• WHAT IS REQUIRED: Print the entries verbatim, leaving out the images they contain.

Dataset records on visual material
■ ■ ■ ■
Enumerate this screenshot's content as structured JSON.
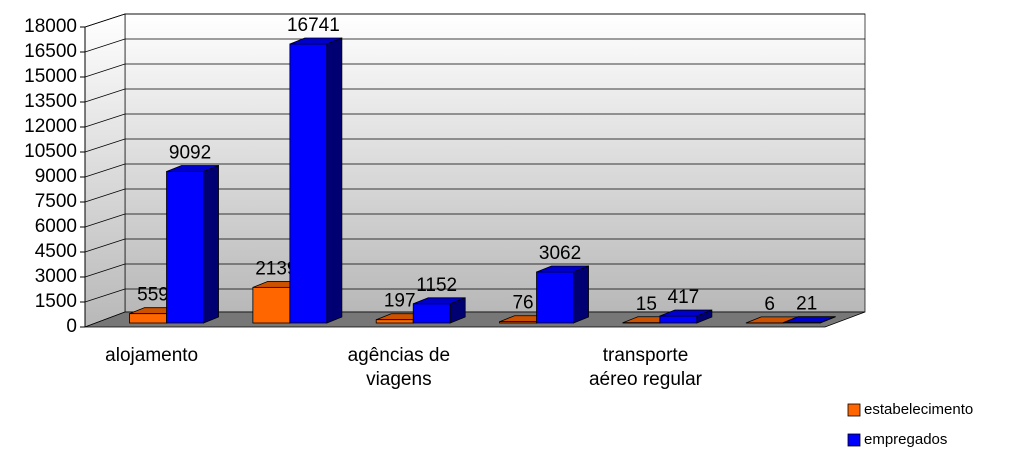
{
  "chart_data": {
    "type": "bar3d",
    "categories": [
      "alojamento",
      null,
      "agências de viagens",
      null,
      "transporte aéreo regular",
      null
    ],
    "series": [
      {
        "name": "estabelecimento",
        "color": "#ff6600",
        "values": [
          559,
          2139,
          197,
          76,
          15,
          6
        ]
      },
      {
        "name": "empregados",
        "color": "#0000ff",
        "values": [
          9092,
          16741,
          1152,
          3062,
          417,
          21
        ]
      }
    ],
    "ylim": [
      0,
      18000
    ],
    "yticks": [
      0,
      1500,
      3000,
      4500,
      6000,
      7500,
      9000,
      10500,
      12000,
      13500,
      15000,
      16500,
      18000
    ],
    "grid": true,
    "legend": "bottom-right"
  }
}
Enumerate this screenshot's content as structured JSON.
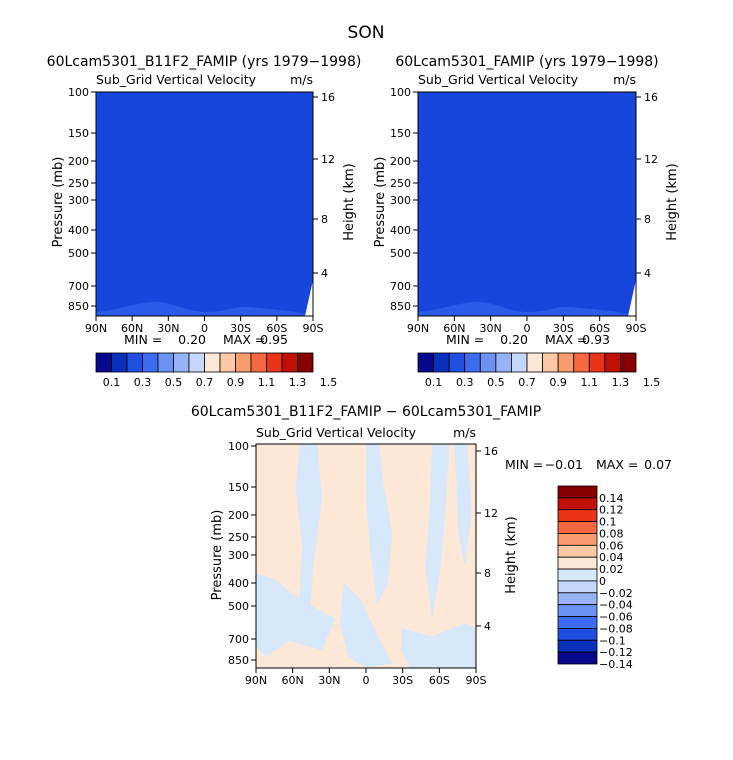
{
  "page": {
    "title": "SON"
  },
  "colors": {
    "cb_main": [
      "#08088c",
      "#0a2fbb",
      "#1e4fe0",
      "#3d6cf0",
      "#6b91f3",
      "#97b3f6",
      "#c5d8fb",
      "#fde8d7",
      "#fcc8a6",
      "#f99c6d",
      "#f6683f",
      "#e93419",
      "#c01008",
      "#850000"
    ],
    "cb_diff": [
      "#08088c",
      "#0a2fbb",
      "#1e4fe0",
      "#3d6cf0",
      "#6b91f3",
      "#97b3f6",
      "#c5d8fb",
      "#d6e8fa",
      "#fde8d7",
      "#fcc8a6",
      "#f99c6d",
      "#f6683f",
      "#e93419",
      "#c01008",
      "#850000"
    ],
    "field_main": "#1746dc",
    "field_main_low": "#2a5be8",
    "field_diff_base": "#fde8d7",
    "field_diff_neg": "#d6e8fa"
  },
  "chart_data": [
    {
      "type": "heatmap",
      "title": "60Lcam5301_B11F2_FAMIP (yrs 1979−1998)",
      "subtitle": "Sub_Grid Vertical Velocity",
      "units": "m/s",
      "ylabel": "Pressure (mb)",
      "y2label": "Height (km)",
      "xticks": [
        "90N",
        "60N",
        "30N",
        "0",
        "30S",
        "60S",
        "90S"
      ],
      "yticks": [
        "100",
        "150",
        "200",
        "250",
        "300",
        "400",
        "500",
        "700",
        "850"
      ],
      "y2ticks": [
        "16",
        "12",
        "8",
        "4"
      ],
      "min_label": "MIN =",
      "min_value": "0.20",
      "max_label": "MAX =",
      "max_value": "0.95",
      "colorbar": {
        "labels": [
          "0.1",
          "0.3",
          "0.5",
          "0.7",
          "0.9",
          "1.1",
          "1.3",
          "1.5"
        ]
      }
    },
    {
      "type": "heatmap",
      "title": "60Lcam5301_FAMIP (yrs 1979−1998)",
      "subtitle": "Sub_Grid Vertical Velocity",
      "units": "m/s",
      "ylabel": "Pressure (mb)",
      "y2label": "Height (km)",
      "xticks": [
        "90N",
        "60N",
        "30N",
        "0",
        "30S",
        "60S",
        "90S"
      ],
      "yticks": [
        "100",
        "150",
        "200",
        "250",
        "300",
        "400",
        "500",
        "700",
        "850"
      ],
      "y2ticks": [
        "16",
        "12",
        "8",
        "4"
      ],
      "min_label": "MIN =",
      "min_value": "0.20",
      "max_label": "MAX =",
      "max_value": "0.93",
      "colorbar": {
        "labels": [
          "0.1",
          "0.3",
          "0.5",
          "0.7",
          "0.9",
          "1.1",
          "1.3",
          "1.5"
        ]
      }
    },
    {
      "type": "heatmap",
      "title": "60Lcam5301_B11F2_FAMIP − 60Lcam5301_FAMIP",
      "subtitle": "Sub_Grid Vertical Velocity",
      "units": "m/s",
      "ylabel": "Pressure (mb)",
      "y2label": "Height (km)",
      "xticks": [
        "90N",
        "60N",
        "30N",
        "0",
        "30S",
        "60S",
        "90S"
      ],
      "yticks": [
        "100",
        "150",
        "200",
        "250",
        "300",
        "400",
        "500",
        "700",
        "850"
      ],
      "y2ticks": [
        "16",
        "12",
        "8",
        "4"
      ],
      "min_label": "MIN =",
      "min_value": "−0.01",
      "max_label": "MAX =",
      "max_value": "0.07",
      "colorbar": {
        "labels": [
          "0.14",
          "0.12",
          "0.1",
          "0.08",
          "0.06",
          "0.04",
          "0.02",
          "0",
          "−0.02",
          "−0.04",
          "−0.06",
          "−0.08",
          "−0.1",
          "−0.12",
          "−0.14"
        ]
      }
    }
  ]
}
■ ■ ■ ■
• SOLUTION TO THIS EXERCISE:
Enumerate this screenshot's content as structured JSON.
{
  "chart_data": {
    "type": "bar3d",
    "categories": [
      "alojamento",
      null,
      "agências de viagens",
      null,
      "transporte aéreo regular",
      null
    ],
    "series": [
      {
        "name": "estabelecimento",
        "color": "#ff6600",
        "values": [
          559,
          2139,
          197,
          76,
          15,
          6
        ]
      },
      {
        "name": "empregados",
        "color": "#0000ff",
        "values": [
          9092,
          16741,
          1152,
          3062,
          417,
          21
        ]
      }
    ],
    "ylim": [
      0,
      18000
    ],
    "yticks": [
      0,
      1500,
      3000,
      4500,
      6000,
      7500,
      9000,
      10500,
      12000,
      13500,
      15000,
      16500,
      18000
    ],
    "grid": true,
    "legend": "bottom-right"
  }
}
Enumerate this screenshot's content as structured JSON.
{
  "page": {
    "title": "SON"
  },
  "colors": {
    "cb_main": [
      "#08088c",
      "#0a2fbb",
      "#1e4fe0",
      "#3d6cf0",
      "#6b91f3",
      "#97b3f6",
      "#c5d8fb",
      "#fde8d7",
      "#fcc8a6",
      "#f99c6d",
      "#f6683f",
      "#e93419",
      "#c01008",
      "#850000"
    ],
    "cb_diff": [
      "#08088c",
      "#0a2fbb",
      "#1e4fe0",
      "#3d6cf0",
      "#6b91f3",
      "#97b3f6",
      "#c5d8fb",
      "#d6e8fa",
      "#fde8d7",
      "#fcc8a6",
      "#f99c6d",
      "#f6683f",
      "#e93419",
      "#c01008",
      "#850000"
    ],
    "field_main": "#1746dc",
    "field_main_low": "#2a5be8",
    "field_diff_base": "#fde8d7",
    "field_diff_neg": "#d6e8fa"
  },
  "chart_data": [
    {
      "type": "heatmap",
      "title": "60Lcam5301_B11F2_FAMIP (yrs 1979−1998)",
      "subtitle": "Sub_Grid Vertical Velocity",
      "units": "m/s",
      "ylabel": "Pressure (mb)",
      "y2label": "Height (km)",
      "xticks": [
        "90N",
        "60N",
        "30N",
        "0",
        "30S",
        "60S",
        "90S"
      ],
      "yticks": [
        "100",
        "150",
        "200",
        "250",
        "300",
        "400",
        "500",
        "700",
        "850"
      ],
      "y2ticks": [
        "16",
        "12",
        "8",
        "4"
      ],
      "min_label": "MIN =",
      "min_value": "0.20",
      "max_label": "MAX =",
      "max_value": "0.95",
      "colorbar": {
        "labels": [
          "0.1",
          "0.3",
          "0.5",
          "0.7",
          "0.9",
          "1.1",
          "1.3",
          "1.5"
        ]
      }
    },
    {
      "type": "heatmap",
      "title": "60Lcam5301_FAMIP (yrs 1979−1998)",
      "subtitle": "Sub_Grid Vertical Velocity",
      "units": "m/s",
      "ylabel": "Pressure (mb)",
      "y2label": "Height (km)",
      "xticks": [
        "90N",
        "60N",
        "30N",
        "0",
        "30S",
        "60S",
        "90S"
      ],
      "yticks": [
        "100",
        "150",
        "200",
        "250",
        "300",
        "400",
        "500",
        "700",
        "850"
      ],
      "y2ticks": [
        "16",
        "12",
        "8",
        "4"
      ],
      "min_label": "MIN =",
      "min_value": "0.20",
      "max_label": "MAX =",
      "max_value": "0.93",
      "colorbar": {
        "labels": [
          "0.1",
          "0.3",
          "0.5",
          "0.7",
          "0.9",
          "1.1",
          "1.3",
          "1.5"
        ]
      }
    },
    {
      "type": "heatmap",
      "title": "60Lcam5301_B11F2_FAMIP − 60Lcam5301_FAMIP",
      "subtitle": "Sub_Grid Vertical Velocity",
      "units": "m/s",
      "ylabel": "Pressure (mb)",
      "y2label": "Height (km)",
      "xticks": [
        "90N",
        "60N",
        "30N",
        "0",
        "30S",
        "60S",
        "90S"
      ],
      "yticks": [
        "100",
        "150",
        "200",
        "250",
        "300",
        "400",
        "500",
        "700",
        "850"
      ],
      "y2ticks": [
        "16",
        "12",
        "8",
        "4"
      ],
      "min_label": "MIN =",
      "min_value": "−0.01",
      "max_label": "MAX =",
      "max_value": "0.07",
      "colorbar": {
        "labels": [
          "0.14",
          "0.12",
          "0.1",
          "0.08",
          "0.06",
          "0.04",
          "0.02",
          "0",
          "−0.02",
          "−0.04",
          "−0.06",
          "−0.08",
          "−0.1",
          "−0.12",
          "−0.14"
        ]
      }
    }
  ]
}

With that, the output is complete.